[Records about charts and figures]
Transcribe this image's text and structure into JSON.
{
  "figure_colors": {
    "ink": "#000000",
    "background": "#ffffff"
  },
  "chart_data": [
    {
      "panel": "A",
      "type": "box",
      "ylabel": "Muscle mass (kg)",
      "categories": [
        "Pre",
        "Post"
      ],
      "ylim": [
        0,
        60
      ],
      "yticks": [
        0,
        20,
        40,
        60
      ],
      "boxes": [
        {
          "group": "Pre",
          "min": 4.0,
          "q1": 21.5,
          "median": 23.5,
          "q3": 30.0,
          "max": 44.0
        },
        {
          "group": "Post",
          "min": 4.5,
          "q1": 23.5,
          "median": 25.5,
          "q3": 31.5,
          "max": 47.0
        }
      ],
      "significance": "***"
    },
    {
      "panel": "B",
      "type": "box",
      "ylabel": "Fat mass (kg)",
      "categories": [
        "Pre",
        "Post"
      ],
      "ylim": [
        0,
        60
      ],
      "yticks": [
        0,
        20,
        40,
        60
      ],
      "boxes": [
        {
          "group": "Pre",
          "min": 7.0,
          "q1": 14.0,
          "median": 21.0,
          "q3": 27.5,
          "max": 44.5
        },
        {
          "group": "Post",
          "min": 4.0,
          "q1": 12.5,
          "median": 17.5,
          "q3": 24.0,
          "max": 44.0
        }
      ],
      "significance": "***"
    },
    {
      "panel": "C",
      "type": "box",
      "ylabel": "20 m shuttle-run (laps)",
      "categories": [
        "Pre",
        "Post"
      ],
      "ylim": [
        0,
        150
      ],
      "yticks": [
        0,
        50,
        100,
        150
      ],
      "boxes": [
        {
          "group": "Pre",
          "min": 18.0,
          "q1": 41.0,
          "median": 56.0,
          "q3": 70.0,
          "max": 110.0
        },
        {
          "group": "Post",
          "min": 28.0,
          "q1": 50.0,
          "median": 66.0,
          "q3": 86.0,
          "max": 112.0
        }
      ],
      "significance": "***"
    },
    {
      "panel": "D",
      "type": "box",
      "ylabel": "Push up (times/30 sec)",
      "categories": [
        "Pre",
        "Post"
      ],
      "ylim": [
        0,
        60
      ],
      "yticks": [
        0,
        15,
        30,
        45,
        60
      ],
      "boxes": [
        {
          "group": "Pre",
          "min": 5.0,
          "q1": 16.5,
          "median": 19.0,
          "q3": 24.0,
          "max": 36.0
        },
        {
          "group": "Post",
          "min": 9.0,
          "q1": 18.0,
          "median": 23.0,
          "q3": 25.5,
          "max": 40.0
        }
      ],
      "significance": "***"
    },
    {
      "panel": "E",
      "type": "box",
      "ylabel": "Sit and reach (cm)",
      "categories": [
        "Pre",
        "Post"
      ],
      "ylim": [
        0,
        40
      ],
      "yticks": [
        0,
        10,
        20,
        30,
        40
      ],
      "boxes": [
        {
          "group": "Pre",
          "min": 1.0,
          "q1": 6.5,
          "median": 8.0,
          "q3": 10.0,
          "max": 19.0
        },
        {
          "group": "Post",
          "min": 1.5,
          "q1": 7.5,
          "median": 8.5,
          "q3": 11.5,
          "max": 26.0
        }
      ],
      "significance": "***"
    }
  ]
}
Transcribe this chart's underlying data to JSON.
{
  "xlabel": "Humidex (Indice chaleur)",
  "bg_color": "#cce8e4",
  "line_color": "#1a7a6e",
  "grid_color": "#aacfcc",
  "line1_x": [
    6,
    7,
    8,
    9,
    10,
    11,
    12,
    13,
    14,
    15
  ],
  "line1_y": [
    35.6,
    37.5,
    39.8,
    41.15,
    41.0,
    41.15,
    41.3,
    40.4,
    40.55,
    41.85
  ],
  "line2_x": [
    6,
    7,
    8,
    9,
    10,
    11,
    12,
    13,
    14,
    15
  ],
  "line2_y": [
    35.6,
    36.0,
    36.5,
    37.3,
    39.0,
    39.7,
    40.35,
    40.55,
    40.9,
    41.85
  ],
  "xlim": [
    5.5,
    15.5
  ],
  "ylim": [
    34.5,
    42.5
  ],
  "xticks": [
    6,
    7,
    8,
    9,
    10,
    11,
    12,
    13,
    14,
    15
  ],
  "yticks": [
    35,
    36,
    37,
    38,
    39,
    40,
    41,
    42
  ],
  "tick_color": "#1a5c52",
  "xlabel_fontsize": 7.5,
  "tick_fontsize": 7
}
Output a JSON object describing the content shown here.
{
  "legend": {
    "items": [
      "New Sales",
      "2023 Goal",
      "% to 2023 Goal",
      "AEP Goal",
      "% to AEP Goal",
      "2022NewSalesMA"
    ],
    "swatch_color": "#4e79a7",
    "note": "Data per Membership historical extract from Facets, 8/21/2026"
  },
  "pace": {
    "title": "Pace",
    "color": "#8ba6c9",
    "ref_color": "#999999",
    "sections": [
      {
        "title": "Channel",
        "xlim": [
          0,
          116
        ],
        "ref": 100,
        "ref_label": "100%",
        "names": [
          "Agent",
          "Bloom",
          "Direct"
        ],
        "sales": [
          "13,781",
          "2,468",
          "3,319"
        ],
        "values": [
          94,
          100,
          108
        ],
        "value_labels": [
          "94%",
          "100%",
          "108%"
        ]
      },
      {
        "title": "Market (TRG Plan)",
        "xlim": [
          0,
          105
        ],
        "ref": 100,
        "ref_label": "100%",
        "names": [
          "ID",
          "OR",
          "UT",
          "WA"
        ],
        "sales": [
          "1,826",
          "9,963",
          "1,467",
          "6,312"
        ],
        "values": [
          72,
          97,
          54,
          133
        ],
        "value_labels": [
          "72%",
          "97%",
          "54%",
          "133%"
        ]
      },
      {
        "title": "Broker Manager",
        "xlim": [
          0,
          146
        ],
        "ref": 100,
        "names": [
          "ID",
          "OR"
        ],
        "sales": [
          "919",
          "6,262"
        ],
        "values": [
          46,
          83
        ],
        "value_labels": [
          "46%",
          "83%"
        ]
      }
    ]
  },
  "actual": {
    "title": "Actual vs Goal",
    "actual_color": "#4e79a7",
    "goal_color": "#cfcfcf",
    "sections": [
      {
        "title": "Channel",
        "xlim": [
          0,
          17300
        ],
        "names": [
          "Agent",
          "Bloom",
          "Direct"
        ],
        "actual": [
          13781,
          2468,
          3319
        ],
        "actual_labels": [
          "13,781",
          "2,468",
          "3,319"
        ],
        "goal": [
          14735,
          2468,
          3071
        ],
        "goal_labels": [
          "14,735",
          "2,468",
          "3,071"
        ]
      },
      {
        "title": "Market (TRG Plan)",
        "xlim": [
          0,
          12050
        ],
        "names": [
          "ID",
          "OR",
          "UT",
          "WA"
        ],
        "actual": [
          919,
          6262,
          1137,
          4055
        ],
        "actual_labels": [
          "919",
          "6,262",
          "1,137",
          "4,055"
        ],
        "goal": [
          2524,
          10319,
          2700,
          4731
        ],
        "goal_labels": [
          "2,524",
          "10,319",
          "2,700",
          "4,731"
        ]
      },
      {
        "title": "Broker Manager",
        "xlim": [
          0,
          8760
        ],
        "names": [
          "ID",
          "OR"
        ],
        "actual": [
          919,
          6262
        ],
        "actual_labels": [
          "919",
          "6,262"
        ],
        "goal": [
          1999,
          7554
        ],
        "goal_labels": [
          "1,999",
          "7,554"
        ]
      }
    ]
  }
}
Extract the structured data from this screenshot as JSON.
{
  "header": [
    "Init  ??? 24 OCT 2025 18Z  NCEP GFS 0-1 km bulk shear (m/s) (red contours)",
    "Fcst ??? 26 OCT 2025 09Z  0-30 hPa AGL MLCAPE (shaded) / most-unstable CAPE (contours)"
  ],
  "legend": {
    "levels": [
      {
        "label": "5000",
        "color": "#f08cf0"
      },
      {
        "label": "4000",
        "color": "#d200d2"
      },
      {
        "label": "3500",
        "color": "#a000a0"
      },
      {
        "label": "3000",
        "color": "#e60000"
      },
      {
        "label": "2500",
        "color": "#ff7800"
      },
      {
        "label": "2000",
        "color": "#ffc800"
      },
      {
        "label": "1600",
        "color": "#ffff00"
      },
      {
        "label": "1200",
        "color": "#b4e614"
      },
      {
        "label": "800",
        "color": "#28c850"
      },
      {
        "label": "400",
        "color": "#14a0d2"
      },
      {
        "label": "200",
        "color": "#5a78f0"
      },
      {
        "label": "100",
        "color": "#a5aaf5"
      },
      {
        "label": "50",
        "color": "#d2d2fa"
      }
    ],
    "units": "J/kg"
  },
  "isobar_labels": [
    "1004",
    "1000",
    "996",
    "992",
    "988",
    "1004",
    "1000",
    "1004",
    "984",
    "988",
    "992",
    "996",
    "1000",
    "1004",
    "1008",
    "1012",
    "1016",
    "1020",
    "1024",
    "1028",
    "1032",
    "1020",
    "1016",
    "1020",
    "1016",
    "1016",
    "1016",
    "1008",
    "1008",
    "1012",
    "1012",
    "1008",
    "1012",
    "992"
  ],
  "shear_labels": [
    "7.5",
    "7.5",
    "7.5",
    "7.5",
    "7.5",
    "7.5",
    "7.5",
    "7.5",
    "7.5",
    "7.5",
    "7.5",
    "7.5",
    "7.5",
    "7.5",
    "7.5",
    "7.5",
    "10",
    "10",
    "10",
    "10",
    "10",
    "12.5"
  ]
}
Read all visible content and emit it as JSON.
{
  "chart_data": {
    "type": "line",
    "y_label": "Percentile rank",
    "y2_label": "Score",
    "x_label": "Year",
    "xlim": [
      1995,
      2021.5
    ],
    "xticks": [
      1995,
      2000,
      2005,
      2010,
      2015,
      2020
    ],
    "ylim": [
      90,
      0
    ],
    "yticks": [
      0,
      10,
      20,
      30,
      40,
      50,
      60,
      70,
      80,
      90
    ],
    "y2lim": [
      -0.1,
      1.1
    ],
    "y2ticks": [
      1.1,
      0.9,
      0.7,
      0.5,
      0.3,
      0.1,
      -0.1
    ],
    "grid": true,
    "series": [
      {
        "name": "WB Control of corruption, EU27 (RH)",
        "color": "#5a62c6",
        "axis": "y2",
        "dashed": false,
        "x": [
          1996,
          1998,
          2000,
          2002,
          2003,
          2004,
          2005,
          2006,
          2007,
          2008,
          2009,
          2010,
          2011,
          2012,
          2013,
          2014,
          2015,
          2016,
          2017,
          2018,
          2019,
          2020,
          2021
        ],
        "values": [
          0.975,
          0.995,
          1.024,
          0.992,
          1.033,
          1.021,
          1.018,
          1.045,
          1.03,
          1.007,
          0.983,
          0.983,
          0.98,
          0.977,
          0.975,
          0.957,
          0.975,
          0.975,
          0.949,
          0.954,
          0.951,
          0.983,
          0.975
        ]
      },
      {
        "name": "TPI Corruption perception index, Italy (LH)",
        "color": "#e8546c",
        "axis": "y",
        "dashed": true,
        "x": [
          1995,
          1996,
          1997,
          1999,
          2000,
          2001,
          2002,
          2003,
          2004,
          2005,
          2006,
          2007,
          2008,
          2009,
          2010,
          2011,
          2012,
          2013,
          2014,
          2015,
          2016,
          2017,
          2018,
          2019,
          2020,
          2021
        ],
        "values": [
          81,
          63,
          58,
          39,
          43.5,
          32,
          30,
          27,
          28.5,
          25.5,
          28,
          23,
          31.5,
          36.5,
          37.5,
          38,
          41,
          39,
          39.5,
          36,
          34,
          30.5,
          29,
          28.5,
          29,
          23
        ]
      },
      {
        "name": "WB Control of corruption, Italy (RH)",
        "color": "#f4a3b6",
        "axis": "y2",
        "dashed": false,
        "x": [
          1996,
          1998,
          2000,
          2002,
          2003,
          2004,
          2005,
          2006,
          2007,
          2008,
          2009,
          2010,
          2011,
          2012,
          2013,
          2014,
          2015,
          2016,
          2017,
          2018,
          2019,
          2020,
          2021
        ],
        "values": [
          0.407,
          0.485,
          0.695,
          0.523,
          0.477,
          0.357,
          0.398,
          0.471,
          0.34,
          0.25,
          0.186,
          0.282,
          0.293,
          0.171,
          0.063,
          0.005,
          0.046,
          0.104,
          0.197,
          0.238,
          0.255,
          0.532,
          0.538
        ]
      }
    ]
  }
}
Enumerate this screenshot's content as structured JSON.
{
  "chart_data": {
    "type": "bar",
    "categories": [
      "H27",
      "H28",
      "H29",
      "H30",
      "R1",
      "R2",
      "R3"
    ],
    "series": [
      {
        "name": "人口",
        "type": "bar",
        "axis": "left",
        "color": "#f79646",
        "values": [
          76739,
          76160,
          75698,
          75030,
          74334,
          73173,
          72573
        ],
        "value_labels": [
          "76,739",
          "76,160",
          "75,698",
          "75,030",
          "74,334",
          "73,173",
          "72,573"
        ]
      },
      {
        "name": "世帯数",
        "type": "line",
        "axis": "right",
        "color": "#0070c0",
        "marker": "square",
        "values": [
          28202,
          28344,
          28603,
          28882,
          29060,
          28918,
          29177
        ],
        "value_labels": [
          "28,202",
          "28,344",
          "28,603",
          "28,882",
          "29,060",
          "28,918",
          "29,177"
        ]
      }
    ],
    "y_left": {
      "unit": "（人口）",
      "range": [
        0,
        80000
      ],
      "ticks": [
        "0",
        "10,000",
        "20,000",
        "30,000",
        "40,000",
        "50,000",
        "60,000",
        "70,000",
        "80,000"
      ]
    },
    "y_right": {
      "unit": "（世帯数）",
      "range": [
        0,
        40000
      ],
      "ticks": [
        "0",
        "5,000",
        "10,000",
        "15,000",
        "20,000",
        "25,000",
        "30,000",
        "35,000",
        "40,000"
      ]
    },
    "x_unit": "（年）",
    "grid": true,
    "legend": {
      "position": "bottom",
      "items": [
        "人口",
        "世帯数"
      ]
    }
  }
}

■ Task requirements: Lines containing the word "content" are to be tallied; report only the total.

■ Task result: 3